(Annotations of page elements)
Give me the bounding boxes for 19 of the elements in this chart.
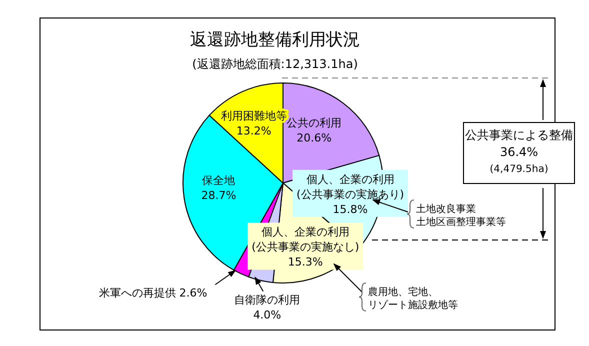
data-label: 28.7%	[201, 188, 236, 202]
slice-label: 個人、企業の利用 (公共事業の実施あり)	[296, 172, 404, 201]
text: 土地改良事業	[416, 203, 476, 216]
text: 農用地、宅地、	[368, 286, 438, 299]
data-label: 20.6%	[296, 132, 332, 145]
data-label: 15.8%	[332, 202, 368, 216]
text: 公共事業による整備 36.4% (4,479.5ha)	[464, 127, 574, 177]
chart-title: 返還跡地整備利用状況	[189, 29, 361, 51]
data-label: 13.2%	[236, 124, 272, 138]
slice-label: 公共の利用	[286, 116, 342, 130]
slice-label: 保全地	[202, 174, 236, 187]
data-label: 4.0%	[253, 308, 282, 322]
slice-label: 自衛隊の利用	[234, 293, 300, 306]
data-label: 15.3%	[288, 256, 323, 269]
text: リゾート施設敷地等	[368, 299, 458, 312]
slice-label: 個人、企業の利用 (公共事業の実施なし)	[252, 226, 360, 254]
slice-label: 米軍への再提供 2.6%	[98, 286, 208, 300]
text: 土地区画整理事業等	[416, 216, 506, 229]
chart-subtitle: (返還跡地総面積:12,313.1ha)	[191, 56, 359, 73]
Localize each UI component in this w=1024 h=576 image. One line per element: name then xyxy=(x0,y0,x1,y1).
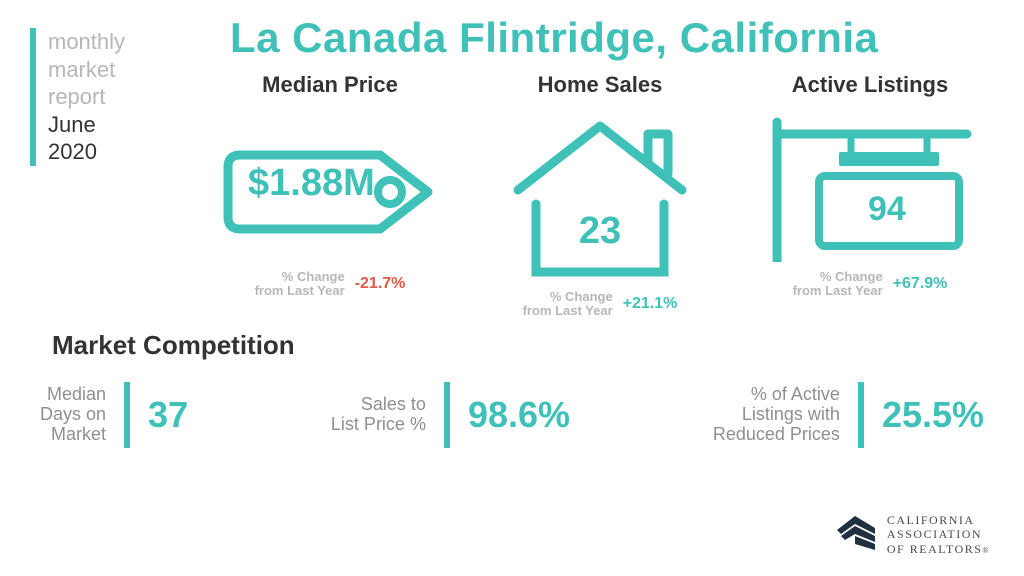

**Directions**.
Convert the lines above into a numbered list, leaving out any blank lines. Omit the pictures from your answer.

**Written response**.
1. Give me the bounding boxes for 19 of the elements in this chart.
2. data-label: 28.7%	[201, 188, 236, 202]
3. slice-label: 個人、企業の利用 (公共事業の実施あり)	[296, 172, 404, 201]
4. text: 土地改良事業	[416, 203, 476, 216]
5. text: 農用地、宅地、	[368, 286, 438, 299]
6. data-label: 20.6%	[296, 132, 332, 145]
7. data-label: 15.8%	[332, 202, 368, 216]
8. text: 公共事業による整備 36.4% (4,479.5ha)	[464, 127, 574, 177]
9. chart-title: 返還跡地整備利用状況	[189, 29, 361, 51]
10. data-label: 13.2%	[236, 124, 272, 138]
11. slice-label: 公共の利用	[286, 116, 342, 130]
12. slice-label: 保全地	[202, 174, 236, 187]
13. data-label: 4.0%	[253, 308, 282, 322]
14. slice-label: 自衛隊の利用	[234, 293, 300, 306]
15. data-label: 15.3%	[288, 256, 323, 269]
16. text: リゾート施設敷地等	[368, 299, 458, 312]
17. slice-label: 個人、企業の利用 (公共事業の実施なし)	[252, 226, 360, 254]
18. slice-label: 米軍への再提供 2.6%	[98, 286, 208, 300]
19. text: 土地区画整理事業等	[416, 216, 506, 229]
20. chart-subtitle: (返還跡地総面積:12,313.1ha)	[191, 56, 359, 73]
21. Localize each UI component in this w=1024 h=576 image. One line per element: name then xyxy=(x0,y0,x1,y1).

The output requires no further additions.